_DATA LINES:_
┏━━

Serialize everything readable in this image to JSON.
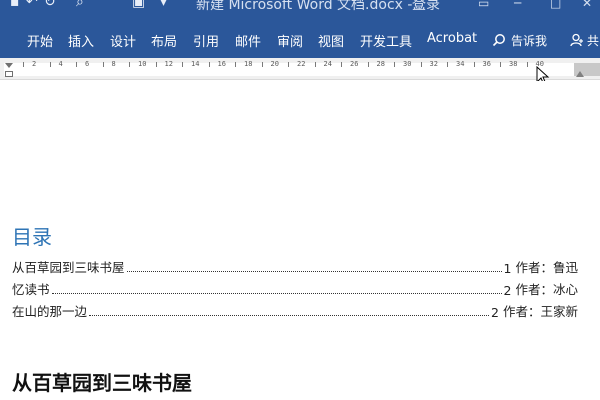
{
  "titlebar": {
    "document_title": "新建 Microsoft Word 文档.docx  -...",
    "login_label": "登录"
  },
  "ribbon": {
    "tabs": [
      "开始",
      "插入",
      "设计",
      "布局",
      "引用",
      "邮件",
      "审阅",
      "视图",
      "开发工具",
      "Acrobat"
    ],
    "tell_me_label": "告诉我",
    "share_label": "共"
  },
  "ruler": {
    "ticks": [
      "2",
      "4",
      "6",
      "8",
      "10",
      "12",
      "14",
      "16",
      "18",
      "20",
      "22",
      "24",
      "26",
      "28",
      "30",
      "32",
      "34",
      "36",
      "38",
      "40"
    ]
  },
  "document": {
    "toc_heading": "目录",
    "toc_entries": [
      {
        "title": "从百草园到三味书屋",
        "page": "1",
        "author": "作者：鲁迅"
      },
      {
        "title": "忆读书",
        "page": "2",
        "author": "作者：冰心"
      },
      {
        "title": "在山的那一边",
        "page": "2",
        "author": "作者：王家新"
      }
    ],
    "section_heading": "从百草园到三味书屋"
  },
  "colors": {
    "ribbon_blue": "#2b579a",
    "heading_blue": "#2e74b5"
  }
}
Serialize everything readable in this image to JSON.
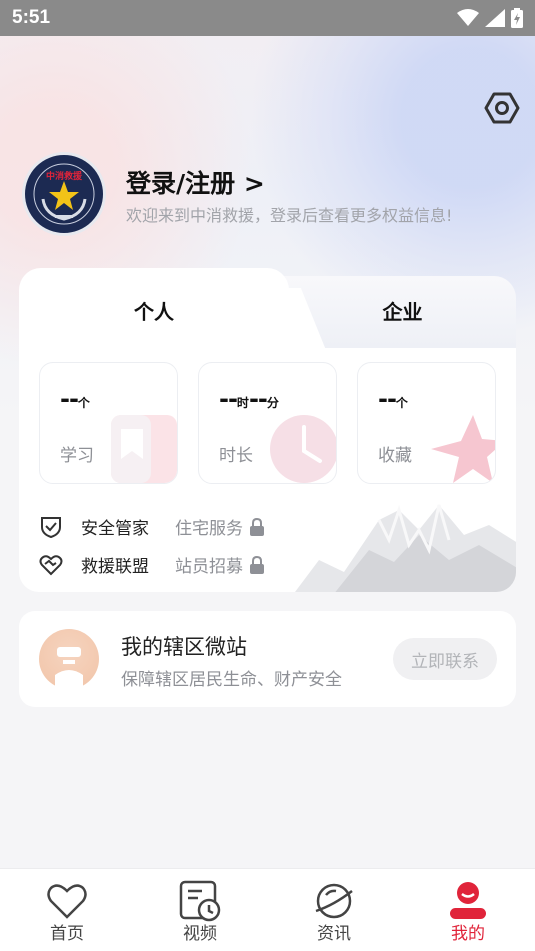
{
  "status_bar": {
    "time": "5:51"
  },
  "header": {
    "avatar_text": "中消救援",
    "login_title": "登录/注册 >",
    "login_subtitle": "欢迎来到中消救援，登录后查看更多权益信息!"
  },
  "tabs": [
    {
      "label": "个人",
      "active": true
    },
    {
      "label": "企业",
      "active": false
    }
  ],
  "stats": [
    {
      "value": "--",
      "unit": "个",
      "label": "学习",
      "icon": "bookmark-icon"
    },
    {
      "value": "--",
      "unit_h": "时",
      "value2": "--",
      "unit_m": "分",
      "label": "时长",
      "icon": "clock-icon"
    },
    {
      "value": "--",
      "unit": "个",
      "label": "收藏",
      "icon": "star-icon"
    }
  ],
  "features": [
    {
      "label": "安全管家",
      "locked_label": "住宅服务",
      "icon": "shield-check-icon"
    },
    {
      "label": "救援联盟",
      "locked_label": "站员招募",
      "icon": "heart-handshake-icon"
    }
  ],
  "station": {
    "title": "我的辖区微站",
    "subtitle": "保障辖区居民生命、财产安全",
    "button": "立即联系"
  },
  "nav": [
    {
      "label": "首页",
      "icon": "heart-icon",
      "active": false
    },
    {
      "label": "视频",
      "icon": "video-icon",
      "active": false
    },
    {
      "label": "资讯",
      "icon": "planet-icon",
      "active": false
    },
    {
      "label": "我的",
      "icon": "profile-icon",
      "active": true
    }
  ],
  "colors": {
    "accent": "#e0243a",
    "muted": "#8e9096",
    "background": "#f5f5f7"
  }
}
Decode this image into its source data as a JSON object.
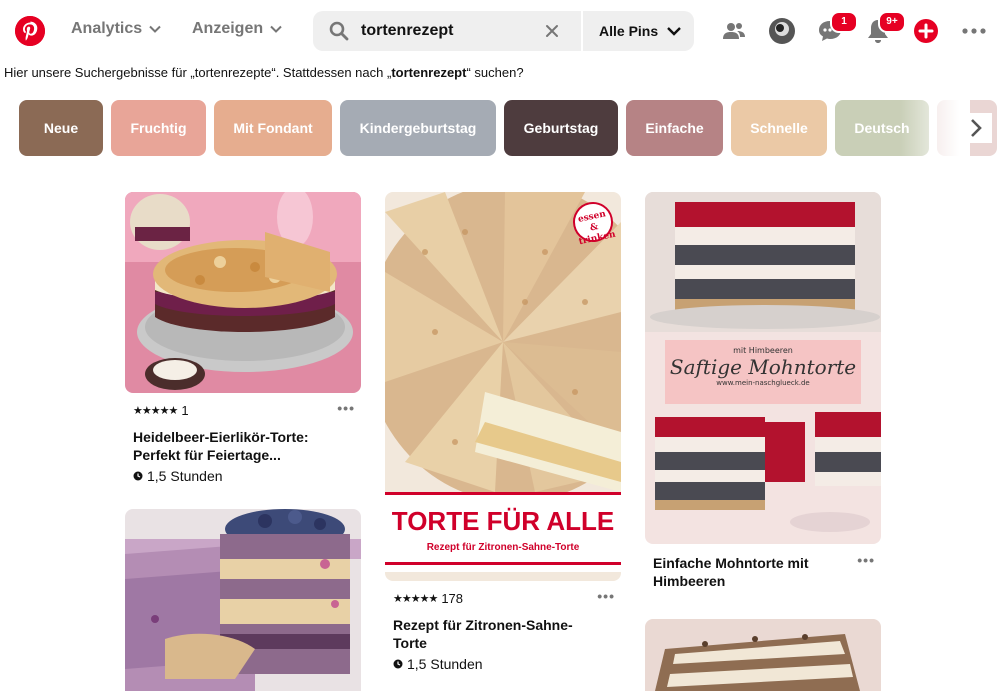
{
  "header": {
    "nav": [
      {
        "label": "Analytics"
      },
      {
        "label": "Anzeigen"
      }
    ],
    "search": {
      "query": "tortenrezept",
      "scope": "Alle Pins"
    },
    "badges": {
      "messages": "1",
      "notifications": "9+"
    }
  },
  "notice": {
    "prefix": "Hier unsere Suchergebnisse für „tortenrezepte“. Stattdessen nach „",
    "term": "tortenrezept",
    "suffix": "“ suchen?"
  },
  "chips": [
    {
      "label": "Neue",
      "color": "#8b6a55"
    },
    {
      "label": "Fruchtig",
      "color": "#e8a598"
    },
    {
      "label": "Mit Fondant",
      "color": "#e6ad8f"
    },
    {
      "label": "Kindergeburtstag",
      "color": "#a5abb4"
    },
    {
      "label": "Geburtstag",
      "color": "#4e3c3e"
    },
    {
      "label": "Einfache",
      "color": "#b68385"
    },
    {
      "label": "Schnelle",
      "color": "#ebc9a6"
    },
    {
      "label": "Deutsch",
      "color": "#c9cfb7"
    },
    {
      "label": "",
      "color": "#ead6d4"
    }
  ],
  "pins": [
    {
      "stars": "★★★★★",
      "count": "1",
      "title": "Heidelbeer-Eierlikör-Torte: Perfekt für Feiertage...",
      "time": "1,5 Stunden"
    },
    {
      "stars": "★★★★★",
      "count": "178",
      "title": "Rezept für Zitronen-Sahne-Torte",
      "time": "1,5 Stunden",
      "banner_title": "TORTE FÜR ALLE",
      "banner_sub": "Rezept für Zitronen-Sahne-Torte",
      "stamp": "essen & trinken"
    },
    {
      "title": "Einfache Mohntorte mit Himbeeren",
      "overlay_small": "mit Himbeeren",
      "overlay_title": "Saftige Mohntorte",
      "overlay_url": "www.mein-naschglueck.de"
    },
    {},
    {}
  ],
  "colors": {
    "brand": "#e60023",
    "muted": "#767676"
  }
}
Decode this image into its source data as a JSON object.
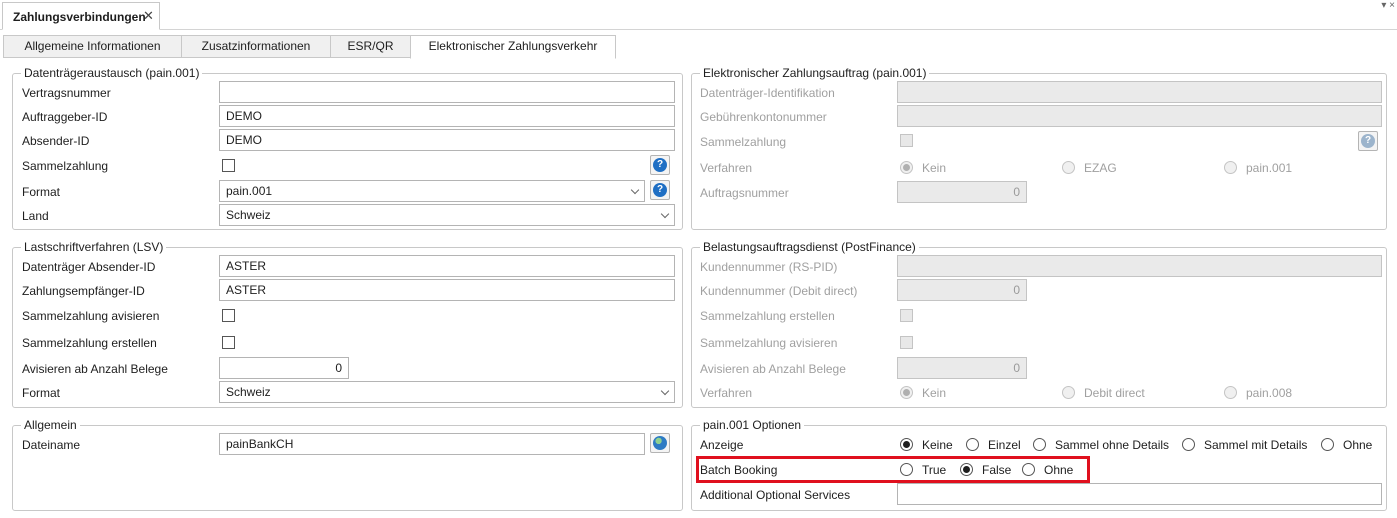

┗━━

_REQUIRED TASK:_
Return the records exactly. Don't carry the pictures over.

_RESULT BELOW:_
Serialize everything readable in this image to JSON.
{
  "titlebar": {
    "document_title": "新建 Microsoft Word 文档.docx  -...",
    "login_label": "登录"
  },
  "ribbon": {
    "tabs": [
      "开始",
      "插入",
      "设计",
      "布局",
      "引用",
      "邮件",
      "审阅",
      "视图",
      "开发工具",
      "Acrobat"
    ],
    "tell_me_label": "告诉我",
    "share_label": "共"
  },
  "ruler": {
    "ticks": [
      "2",
      "4",
      "6",
      "8",
      "10",
      "12",
      "14",
      "16",
      "18",
      "20",
      "22",
      "24",
      "26",
      "28",
      "30",
      "32",
      "34",
      "36",
      "38",
      "40"
    ]
  },
  "document": {
    "toc_heading": "目录",
    "toc_entries": [
      {
        "title": "从百草园到三味书屋",
        "page": "1",
        "author": "作者：鲁迅"
      },
      {
        "title": "忆读书",
        "page": "2",
        "author": "作者：冰心"
      },
      {
        "title": "在山的那一边",
        "page": "2",
        "author": "作者：王家新"
      }
    ],
    "section_heading": "从百草园到三味书屋"
  },
  "colors": {
    "ribbon_blue": "#2b579a",
    "heading_blue": "#2e74b5"
  }
}
Serialize everything readable in this image to JSON.
{
  "status_bar": {
    "time": "5:51"
  },
  "header": {
    "avatar_text": "中消救援",
    "login_title": "登录/注册 >",
    "login_subtitle": "欢迎来到中消救援，登录后查看更多权益信息!"
  },
  "tabs": [
    {
      "label": "个人",
      "active": true
    },
    {
      "label": "企业",
      "active": false
    }
  ],
  "stats": [
    {
      "value": "--",
      "unit": "个",
      "label": "学习",
      "icon": "bookmark-icon"
    },
    {
      "value": "--",
      "unit_h": "时",
      "value2": "--",
      "unit_m": "分",
      "label": "时长",
      "icon": "clock-icon"
    },
    {
      "value": "--",
      "unit": "个",
      "label": "收藏",
      "icon": "star-icon"
    }
  ],
  "features": [
    {
      "label": "安全管家",
      "locked_label": "住宅服务",
      "icon": "shield-check-icon"
    },
    {
      "label": "救援联盟",
      "locked_label": "站员招募",
      "icon": "heart-handshake-icon"
    }
  ],
  "station": {
    "title": "我的辖区微站",
    "subtitle": "保障辖区居民生命、财产安全",
    "button": "立即联系"
  },
  "nav": [
    {
      "label": "首页",
      "icon": "heart-icon",
      "active": false
    },
    {
      "label": "视频",
      "icon": "video-icon",
      "active": false
    },
    {
      "label": "资讯",
      "icon": "planet-icon",
      "active": false
    },
    {
      "label": "我的",
      "icon": "profile-icon",
      "active": true
    }
  ],
  "colors": {
    "accent": "#e0243a",
    "muted": "#8e9096",
    "background": "#f5f5f7"
  }
}
Decode this image into its source data as a JSON object.
{
  "header": {
    "nav": [
      {
        "label": "Analytics"
      },
      {
        "label": "Anzeigen"
      }
    ],
    "search": {
      "query": "tortenrezept",
      "scope": "Alle Pins"
    },
    "badges": {
      "messages": "1",
      "notifications": "9+"
    }
  },
  "notice": {
    "prefix": "Hier unsere Suchergebnisse für „tortenrezepte“. Stattdessen nach „",
    "term": "tortenrezept",
    "suffix": "“ suchen?"
  },
  "chips": [
    {
      "label": "Neue",
      "color": "#8b6a55"
    },
    {
      "label": "Fruchtig",
      "color": "#e8a598"
    },
    {
      "label": "Mit Fondant",
      "color": "#e6ad8f"
    },
    {
      "label": "Kindergeburtstag",
      "color": "#a5abb4"
    },
    {
      "label": "Geburtstag",
      "color": "#4e3c3e"
    },
    {
      "label": "Einfache",
      "color": "#b68385"
    },
    {
      "label": "Schnelle",
      "color": "#ebc9a6"
    },
    {
      "label": "Deutsch",
      "color": "#c9cfb7"
    },
    {
      "label": "",
      "color": "#ead6d4"
    }
  ],
  "pins": [
    {
      "stars": "★★★★★",
      "count": "1",
      "title": "Heidelbeer-Eierlikör-Torte: Perfekt für Feiertage...",
      "time": "1,5 Stunden"
    },
    {
      "stars": "★★★★★",
      "count": "178",
      "title": "Rezept für Zitronen-Sahne-Torte",
      "time": "1,5 Stunden",
      "banner_title": "TORTE FÜR ALLE",
      "banner_sub": "Rezept für Zitronen-Sahne-Torte",
      "stamp": "essen & trinken"
    },
    {
      "title": "Einfache Mohntorte mit Himbeeren",
      "overlay_small": "mit Himbeeren",
      "overlay_title": "Saftige Mohntorte",
      "overlay_url": "www.mein-naschglueck.de"
    },
    {},
    {}
  ],
  "colors": {
    "brand": "#e60023",
    "muted": "#767676"
  }
}
Decode this image into its source data as a JSON object.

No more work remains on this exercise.